→ **Task objective**
Select the lines that contain "αρνητικά" and copy each of them.

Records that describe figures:
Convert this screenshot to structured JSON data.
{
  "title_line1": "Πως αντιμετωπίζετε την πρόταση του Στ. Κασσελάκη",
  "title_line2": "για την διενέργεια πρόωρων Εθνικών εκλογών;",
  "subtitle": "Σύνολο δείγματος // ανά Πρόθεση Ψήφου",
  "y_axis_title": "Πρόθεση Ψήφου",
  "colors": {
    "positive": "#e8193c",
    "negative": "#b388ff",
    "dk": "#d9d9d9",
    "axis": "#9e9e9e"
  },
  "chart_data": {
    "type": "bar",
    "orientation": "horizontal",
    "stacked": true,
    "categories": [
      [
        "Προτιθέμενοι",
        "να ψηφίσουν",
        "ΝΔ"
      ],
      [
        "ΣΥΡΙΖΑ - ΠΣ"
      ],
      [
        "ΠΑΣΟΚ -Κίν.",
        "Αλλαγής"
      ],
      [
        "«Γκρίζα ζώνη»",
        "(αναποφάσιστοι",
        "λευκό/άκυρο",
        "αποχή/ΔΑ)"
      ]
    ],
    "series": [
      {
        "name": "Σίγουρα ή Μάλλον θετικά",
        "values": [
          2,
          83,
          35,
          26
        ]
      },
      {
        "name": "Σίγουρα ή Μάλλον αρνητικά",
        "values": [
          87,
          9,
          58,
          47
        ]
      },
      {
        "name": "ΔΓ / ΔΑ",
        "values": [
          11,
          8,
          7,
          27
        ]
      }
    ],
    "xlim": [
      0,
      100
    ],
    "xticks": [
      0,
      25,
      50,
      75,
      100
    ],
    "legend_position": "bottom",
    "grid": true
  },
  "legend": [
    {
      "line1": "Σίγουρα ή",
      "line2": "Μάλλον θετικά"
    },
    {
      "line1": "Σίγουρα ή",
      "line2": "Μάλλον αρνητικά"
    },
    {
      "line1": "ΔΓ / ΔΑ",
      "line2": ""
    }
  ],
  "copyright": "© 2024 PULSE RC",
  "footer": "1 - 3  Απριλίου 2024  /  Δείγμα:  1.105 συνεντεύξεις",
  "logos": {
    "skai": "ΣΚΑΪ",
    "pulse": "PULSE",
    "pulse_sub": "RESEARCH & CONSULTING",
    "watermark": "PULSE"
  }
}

→ **Result for this exercise**
        "name": "Σίγουρα ή Μάλλον αρνητικά",
      "line2": "Μάλλον αρνητικά"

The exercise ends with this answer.